Extracted entries:
↓

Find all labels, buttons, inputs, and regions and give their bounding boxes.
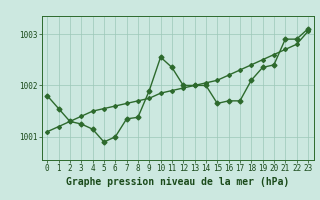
X-axis label: Graphe pression niveau de la mer (hPa): Graphe pression niveau de la mer (hPa) [66,177,289,187]
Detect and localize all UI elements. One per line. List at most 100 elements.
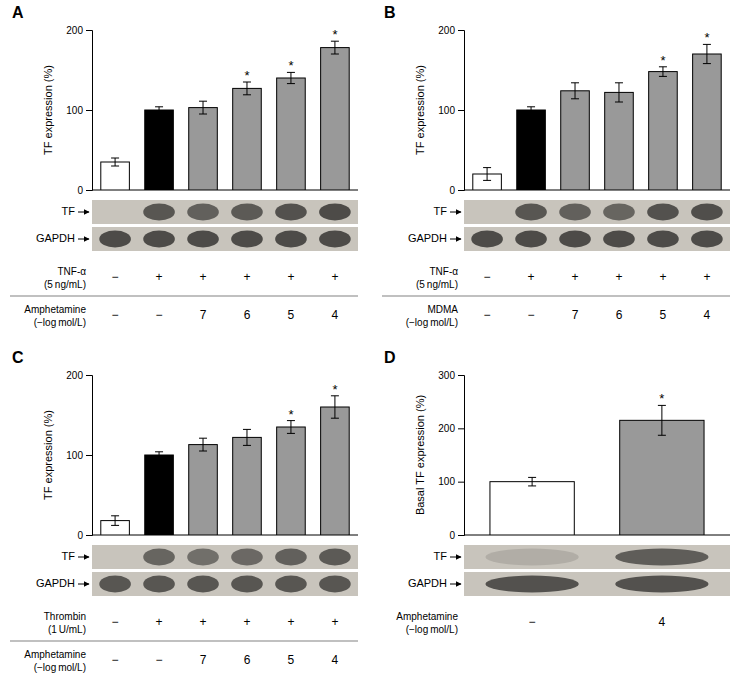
panel-label: D	[384, 349, 396, 366]
blot-band	[603, 231, 635, 248]
blot-band	[143, 549, 175, 566]
y-tick: 0	[77, 530, 92, 541]
row-value: −	[112, 615, 119, 629]
blot-arrow	[78, 212, 89, 213]
error-bar	[615, 83, 623, 102]
row-value: +	[243, 270, 250, 284]
row-label: TNF-α	[57, 266, 86, 277]
y-tick: 200	[66, 25, 92, 36]
significance-mark: *	[288, 407, 293, 422]
y-tick-mark	[458, 30, 464, 31]
row-value: +	[156, 270, 163, 284]
blot: TF	[434, 545, 730, 569]
y-tick: 100	[66, 450, 92, 461]
row-value: +	[528, 270, 535, 284]
blot-band	[691, 204, 723, 221]
y-tick-label: 100	[66, 105, 83, 116]
blot-band	[319, 231, 351, 248]
y-tick-label: 0	[77, 185, 83, 196]
blot-background	[92, 572, 358, 596]
blot-arrow	[450, 239, 461, 240]
bar	[605, 92, 634, 190]
y-tick-mark	[458, 375, 464, 376]
x-axis-line	[464, 190, 730, 191]
row-value: 6	[244, 653, 251, 667]
y-tick: 100	[66, 105, 92, 116]
blot-band	[143, 231, 175, 248]
blot-band	[231, 231, 263, 248]
blot: GAPDH	[36, 572, 358, 596]
significance-mark: *	[288, 58, 293, 73]
row-value: 7	[200, 653, 207, 667]
x-axis-line	[92, 535, 358, 536]
blot-label: TF	[434, 550, 448, 562]
blot-background	[464, 200, 730, 224]
blot: TF	[62, 545, 358, 569]
blot: TF	[434, 200, 730, 224]
blot-band	[143, 204, 175, 221]
row-value: +	[200, 270, 207, 284]
plot-area	[490, 405, 704, 535]
row-value: −	[484, 308, 491, 322]
panel-label: B	[384, 4, 396, 21]
bar	[321, 407, 350, 535]
blot-label: GAPDH	[408, 577, 447, 589]
blot-background	[464, 227, 730, 251]
blot-band	[319, 204, 351, 221]
blot-background	[464, 545, 730, 569]
error-bar	[528, 477, 536, 486]
error-bar	[111, 516, 119, 526]
row-value: 4	[659, 615, 666, 629]
blot-label: GAPDH	[408, 232, 447, 244]
blot: GAPDH	[36, 227, 358, 251]
blot-label: TF	[62, 205, 76, 217]
y-axis-line	[458, 376, 465, 536]
blot-band	[485, 576, 578, 593]
blot-arrow	[450, 212, 461, 213]
row-value: −	[112, 270, 119, 284]
plot-area	[101, 396, 349, 535]
y-axis: 0 100 200	[66, 370, 92, 541]
y-tick-mark	[86, 190, 92, 191]
error-bar	[659, 67, 667, 77]
bar	[145, 455, 174, 535]
plot-area	[101, 41, 349, 190]
row-label: (−log mol/L)	[34, 662, 86, 673]
bar	[189, 108, 218, 190]
bar	[517, 110, 546, 190]
bar	[233, 437, 262, 535]
error-bar	[287, 421, 295, 434]
label-row: Amphetamine(−log mol/L)−4	[396, 611, 665, 635]
error-bar	[287, 72, 295, 83]
significance-mark: *	[704, 30, 709, 45]
panel-label: A	[12, 4, 24, 21]
row-value: +	[703, 270, 710, 284]
row-divider	[10, 641, 358, 642]
blot-background	[92, 545, 358, 569]
y-axis-title: TF expression (%)	[42, 65, 54, 155]
y-tick-label: 100	[438, 476, 455, 487]
panel: B0100200TF expression (%)**TFGAPDHTNF-α(…	[382, 4, 730, 328]
blot-background	[92, 227, 358, 251]
y-axis: 0100200	[438, 25, 464, 196]
blot-arrow	[78, 584, 89, 585]
row-value: 4	[332, 308, 339, 322]
bar	[620, 420, 704, 535]
blot-band	[275, 204, 307, 221]
row-value: 4	[704, 308, 711, 322]
significance-mark: *	[660, 53, 665, 68]
row-value: +	[331, 615, 338, 629]
blot-label: GAPDH	[36, 577, 75, 589]
row-value: −	[156, 653, 163, 667]
error-bar	[155, 107, 163, 113]
blot-band	[143, 576, 175, 593]
error-bar	[199, 101, 207, 114]
row-value: 7	[572, 308, 579, 322]
row-value: −	[528, 308, 535, 322]
y-tick: 200	[66, 370, 92, 381]
row-value: 5	[288, 653, 295, 667]
error-bar	[243, 82, 251, 95]
blot: GAPDH	[408, 572, 730, 596]
blot-band	[485, 549, 578, 566]
row-value: +	[659, 270, 666, 284]
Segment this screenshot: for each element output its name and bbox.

↑

Task requirements
Copy every line of the entries above word for word, leaving out the pictures.

Exercise output
Find all labels, buttons, inputs, and regions and give their bounding boxes.
X-axis label: Graphe pression niveau de la mer (hPa): Graphe pression niveau de la mer (hPa) [66,177,289,187]
Detect and localize all UI elements. One per line. List at most 100 elements.
panel-label: D	[384, 349, 396, 366]
blot-band	[603, 231, 635, 248]
blot-band	[143, 549, 175, 566]
y-tick: 0	[77, 530, 92, 541]
row-value: −	[112, 615, 119, 629]
blot-arrow	[78, 212, 89, 213]
error-bar	[615, 83, 623, 102]
row-value: +	[243, 270, 250, 284]
row-label: TNF-α	[57, 266, 86, 277]
y-tick: 200	[66, 25, 92, 36]
significance-mark: *	[288, 407, 293, 422]
y-tick-mark	[458, 30, 464, 31]
row-value: +	[156, 270, 163, 284]
blot: TF	[434, 545, 730, 569]
y-tick: 100	[66, 450, 92, 461]
row-value: +	[528, 270, 535, 284]
blot-band	[691, 204, 723, 221]
y-tick-label: 100	[66, 105, 83, 116]
blot-band	[319, 231, 351, 248]
y-tick-label: 0	[77, 185, 83, 196]
blot-background	[92, 572, 358, 596]
blot-arrow	[450, 239, 461, 240]
bar	[605, 92, 634, 190]
y-tick-mark	[458, 375, 464, 376]
x-axis-line	[464, 190, 730, 191]
row-value: 6	[244, 653, 251, 667]
y-tick: 100	[66, 105, 92, 116]
blot-band	[143, 231, 175, 248]
blot-band	[231, 231, 263, 248]
blot: GAPDH	[36, 572, 358, 596]
significance-mark: *	[288, 58, 293, 73]
row-value: 7	[200, 653, 207, 667]
x-axis-line	[92, 535, 358, 536]
blot-label: TF	[434, 550, 448, 562]
blot-background	[464, 200, 730, 224]
blot: TF	[62, 545, 358, 569]
blot: TF	[434, 200, 730, 224]
blot-band	[143, 204, 175, 221]
row-value: +	[200, 270, 207, 284]
plot-area	[490, 405, 704, 535]
row-value: −	[484, 308, 491, 322]
panel-label: B	[384, 4, 396, 21]
bar	[321, 407, 350, 535]
blot-label: GAPDH	[408, 577, 447, 589]
blot-background	[464, 227, 730, 251]
blot-band	[319, 204, 351, 221]
blot-background	[464, 545, 730, 569]
error-bar	[528, 477, 536, 486]
error-bar	[111, 516, 119, 526]
row-value: 4	[659, 615, 666, 629]
blot-label: GAPDH	[408, 232, 447, 244]
blot: GAPDH	[36, 227, 358, 251]
blot-label: TF	[62, 205, 76, 217]
y-axis-line	[458, 376, 465, 536]
blot-band	[485, 576, 578, 593]
blot-arrow	[450, 212, 461, 213]
row-value: −	[112, 270, 119, 284]
plot-area	[101, 396, 349, 535]
y-axis: 0 100 200	[66, 370, 92, 541]
y-tick-mark	[86, 190, 92, 191]
error-bar	[659, 67, 667, 77]
bar	[145, 455, 174, 535]
plot-area	[101, 41, 349, 190]
row-label: (−log mol/L)	[34, 662, 86, 673]
bar	[189, 108, 218, 190]
bar	[517, 110, 546, 190]
bar	[233, 437, 262, 535]
error-bar	[287, 421, 295, 434]
label-row: Amphetamine(−log mol/L)−4	[396, 611, 665, 635]
error-bar	[287, 72, 295, 83]
significance-mark: *	[704, 30, 709, 45]
panel-label: A	[12, 4, 24, 21]
row-value: +	[703, 270, 710, 284]
row-divider	[10, 641, 358, 642]
blot-background	[92, 545, 358, 569]
y-axis-title: TF expression (%)	[42, 65, 54, 155]
y-tick-label: 100	[438, 476, 455, 487]
panel: B0100200TF expression (%)**TFGAPDHTNF-α(…	[382, 4, 730, 328]
blot-background	[92, 227, 358, 251]
y-axis: 0100200	[438, 25, 464, 196]
blot-arrow	[78, 584, 89, 585]
row-value: 4	[332, 308, 339, 322]
bar	[620, 420, 704, 535]
blot-band	[275, 204, 307, 221]
row-value: 4	[704, 308, 711, 322]
significance-mark: *	[660, 53, 665, 68]
row-value: +	[331, 615, 338, 629]
blot-label: GAPDH	[36, 577, 75, 589]
row-value: −	[156, 653, 163, 667]
error-bar	[155, 107, 163, 113]
blot-band	[143, 576, 175, 593]
error-bar	[199, 101, 207, 114]
row-value: 7	[572, 308, 579, 322]
row-value: −	[528, 308, 535, 322]
y-tick: 200	[66, 370, 92, 381]
row-value: 5	[288, 653, 295, 667]
error-bar	[243, 82, 251, 95]
blot: GAPDH	[408, 572, 730, 596]
blot-band	[485, 549, 578, 566]
row-value: +	[659, 270, 666, 284]
Segment this screenshot: for each element output its name and bbox.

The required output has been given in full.